[Data entries]

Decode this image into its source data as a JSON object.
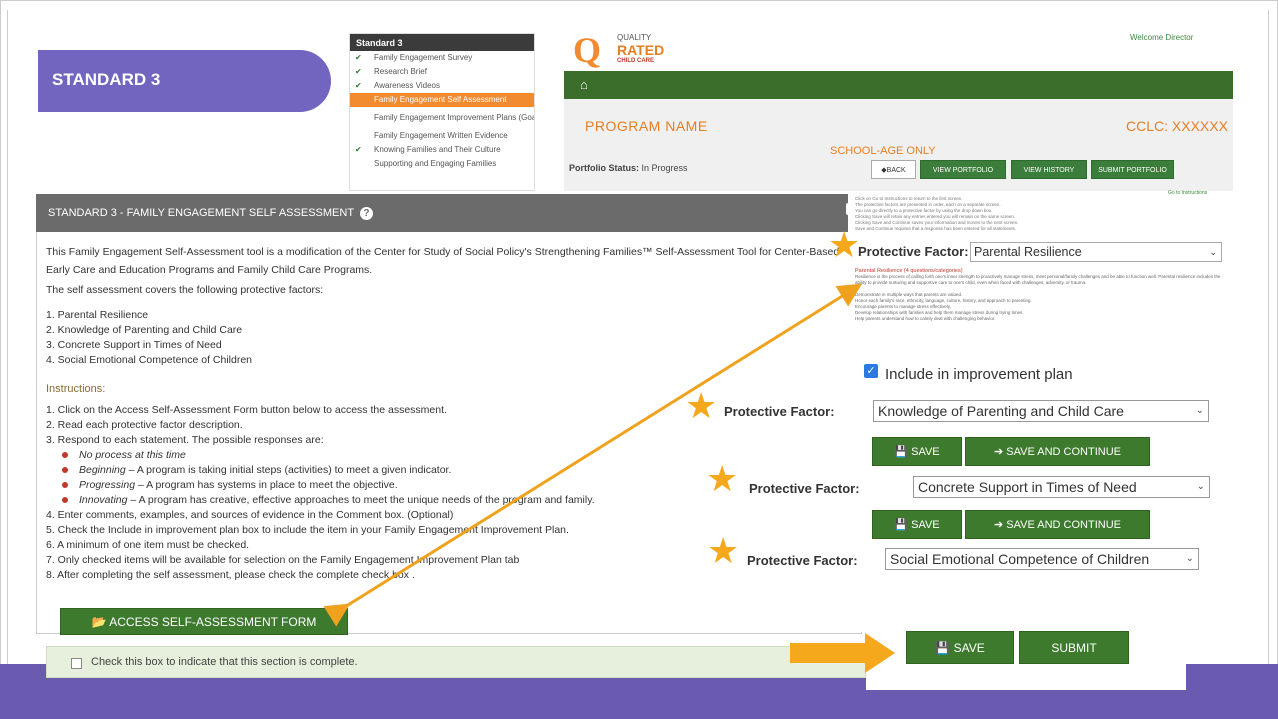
{
  "slide": {
    "title": "STANDARD 3"
  },
  "menu": {
    "header": "Standard 3",
    "items": [
      {
        "label": "Family Engagement Survey",
        "checked": true,
        "active": false
      },
      {
        "label": "Research Brief",
        "checked": true,
        "active": false
      },
      {
        "label": "Awareness Videos",
        "checked": true,
        "active": false
      },
      {
        "label": "Family Engagement Self Assessment",
        "checked": false,
        "active": true
      },
      {
        "label": "Family Engagement Improvement Plans (Goals)",
        "checked": false,
        "active": false
      },
      {
        "label": "Family Engagement Written Evidence",
        "checked": false,
        "active": false
      },
      {
        "label": "Knowing Families and Their Culture",
        "checked": true,
        "active": false
      },
      {
        "label": "Supporting and Engaging Families",
        "checked": false,
        "active": false
      }
    ]
  },
  "logo": {
    "line1": "QUALITY",
    "line2": "RATED",
    "line3": "CHILD CARE"
  },
  "header": {
    "welcome": "Welcome Director",
    "program_name": "PROGRAM NAME",
    "cclc": "CCLC: XXXXXX",
    "school_age": "SCHOOL-AGE ONLY",
    "portfolio_label": "Portfolio Status:",
    "portfolio_value": "In Progress",
    "buttons": {
      "back": "◆BACK",
      "view_portfolio": "VIEW PORTFOLIO",
      "view_history": "VIEW HISTORY",
      "submit_portfolio": "SUBMIT PORTFOLIO"
    }
  },
  "panel": {
    "title": "STANDARD 3 - FAMILY ENGAGEMENT SELF ASSESSMENT",
    "intro": "This Family Engagement Self-Assessment tool is a modification of the Center for Study of Social Policy's Strengthening Families™ Self-Assessment Tool for Center-Based Early Care and Education Programs and Family Child Care Programs.",
    "covers": "The self assessment covers the following protective factors:",
    "factors": [
      "1. Parental Resilience",
      "2. Knowledge of Parenting and Child Care",
      "3. Concrete Support in Times of Need",
      "4. Social Emotional Competence of Children"
    ],
    "instructions_heading": "Instructions:",
    "steps": [
      "1. Click on the Access Self-Assessment Form button below to access the assessment.",
      "2. Read each protective factor description.",
      "3. Respond to each statement. The possible responses are:"
    ],
    "responses": [
      {
        "term": "No process at this time",
        "desc": ""
      },
      {
        "term": "Beginning",
        "desc": " – A program is taking initial steps (activities) to meet a given indicator."
      },
      {
        "term": "Progressing",
        "desc": " – A program has systems in place to meet the objective."
      },
      {
        "term": "Innovating",
        "desc": " – A program has creative, effective approaches to meet the unique needs of the program and family."
      }
    ],
    "steps2": [
      "4. Enter comments, examples, and sources of evidence in the Comment box. (Optional)",
      "5. Check the Include in improvement plan box to include the item in your Family Engagement Improvement Plan.",
      "6. A minimum of one item must be checked.",
      "7. Only checked items will be available for selection on the Family Engagement Improvement Plan tab",
      "8. After completing the self assessment, please check the complete check box ."
    ],
    "access_button": "ACCESS SELF-ASSESSMENT FORM",
    "complete_label": "Check this box to indicate that this section is complete."
  },
  "form": {
    "tiny_lines": [
      "Click on Go to Instructions to return to the first screen.",
      "The protective factors are presented in order, each on a separate screen.",
      "You can go directly to a protective factor by using the drop down box.",
      "Clicking Save will retain any entries entered you will remain on the same screen.",
      "Clicking Save and Continue saves your information and moves to the next screen.",
      "Save and Continue requires that a response has been entered for all statements."
    ],
    "go_to_instructions": "Go to Instructions",
    "pf_label": "Protective Factor:",
    "pf1_value": "Parental Resilience",
    "pf1_heading": "Parental Resilience (4 questions/categories)",
    "pf1_desc": "Resilience is the process of calling forth one's inner strength to proactively manage stress, meet personal/family challenges and be able to function well. Parental resilience includes the ability to provide nurturing and supportive care to one's child, even when faced with challenges, adversity, or trauma.",
    "pf1_items": [
      "Demonstrate in multiple ways that parents are valued.",
      "Honor each family's race, ethnicity, language, culture, history, and approach to parenting.",
      "Encourage parents to manage stress effectively.",
      "Develop relationships with families and help them manage stress during trying times.",
      "Help parents understand how to calmly deal with challenging behavior."
    ],
    "include_label": "Include in improvement plan",
    "pf2_value": "Knowledge of Parenting and Child Care",
    "pf3_value": "Concrete Support in Times of Need",
    "pf4_value": "Social Emotional Competence of Children",
    "save": "SAVE",
    "save_continue": "SAVE AND CONTINUE",
    "submit": "SUBMIT"
  },
  "colors": {
    "brand_purple": "#7265c0",
    "green": "#3d7a2e",
    "orange": "#f28a30",
    "star": "#f5a81b"
  }
}
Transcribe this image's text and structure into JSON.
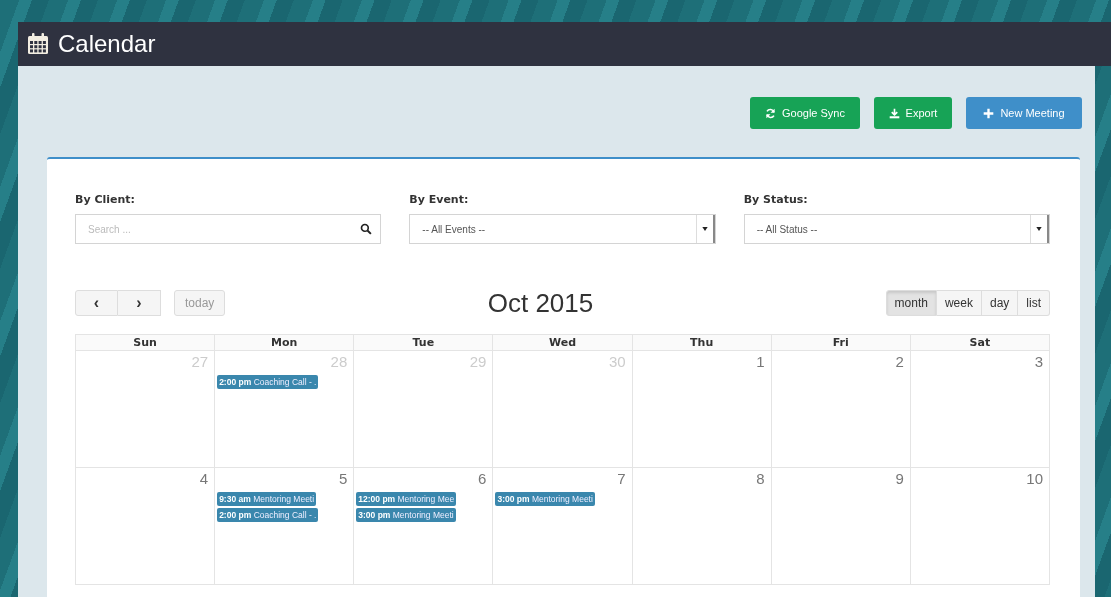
{
  "header": {
    "title": "Calendar"
  },
  "actions": [
    {
      "kind": "sync",
      "label": "Google Sync"
    },
    {
      "kind": "export",
      "label": "Export"
    },
    {
      "kind": "new",
      "label": "New Meeting"
    }
  ],
  "filters": [
    {
      "kind": "search",
      "label": "By Client:",
      "placeholder": "Search ..."
    },
    {
      "kind": "select",
      "label": "By Event:",
      "value": "-- All Events --"
    },
    {
      "kind": "select",
      "label": "By Status:",
      "value": "-- All Status --"
    }
  ],
  "toolbar": {
    "prev": "‹",
    "next": "›",
    "today": "today",
    "title": "Oct 2015",
    "views": [
      {
        "label": "month",
        "selected": true
      },
      {
        "label": "week",
        "selected": false
      },
      {
        "label": "day",
        "selected": false
      },
      {
        "label": "list",
        "selected": false
      }
    ]
  },
  "weekdays": [
    "Sun",
    "Mon",
    "Tue",
    "Wed",
    "Thu",
    "Fri",
    "Sat"
  ],
  "weeks": [
    {
      "days": [
        {
          "date": "27",
          "muted": true
        },
        {
          "date": "28",
          "muted": true,
          "events": [
            {
              "time": "2:00 pm",
              "title": "Coaching Call - ."
            }
          ]
        },
        {
          "date": "29",
          "muted": true
        },
        {
          "date": "30",
          "muted": true
        },
        {
          "date": "1",
          "muted": false
        },
        {
          "date": "2",
          "muted": false
        },
        {
          "date": "3",
          "muted": false
        }
      ]
    },
    {
      "days": [
        {
          "date": "4",
          "muted": false
        },
        {
          "date": "5",
          "muted": false,
          "events": [
            {
              "time": "9:30 am",
              "title": "Mentoring Meeti"
            },
            {
              "time": "2:00 pm",
              "title": "Coaching Call - ."
            }
          ]
        },
        {
          "date": "6",
          "muted": false,
          "events": [
            {
              "time": "12:00 pm",
              "title": "Mentoring Mee"
            },
            {
              "time": "3:00 pm",
              "title": "Mentoring Meeti"
            }
          ]
        },
        {
          "date": "7",
          "muted": false,
          "events": [
            {
              "time": "3:00 pm",
              "title": "Mentoring Meeti"
            }
          ]
        },
        {
          "date": "8",
          "muted": false
        },
        {
          "date": "9",
          "muted": false
        },
        {
          "date": "10",
          "muted": false
        }
      ]
    }
  ]
}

WRITTEN EXERCISE ::
Go over the records above and tally each line that includes "Emotional". Give the total by itself.

FINISHED TASK ::
2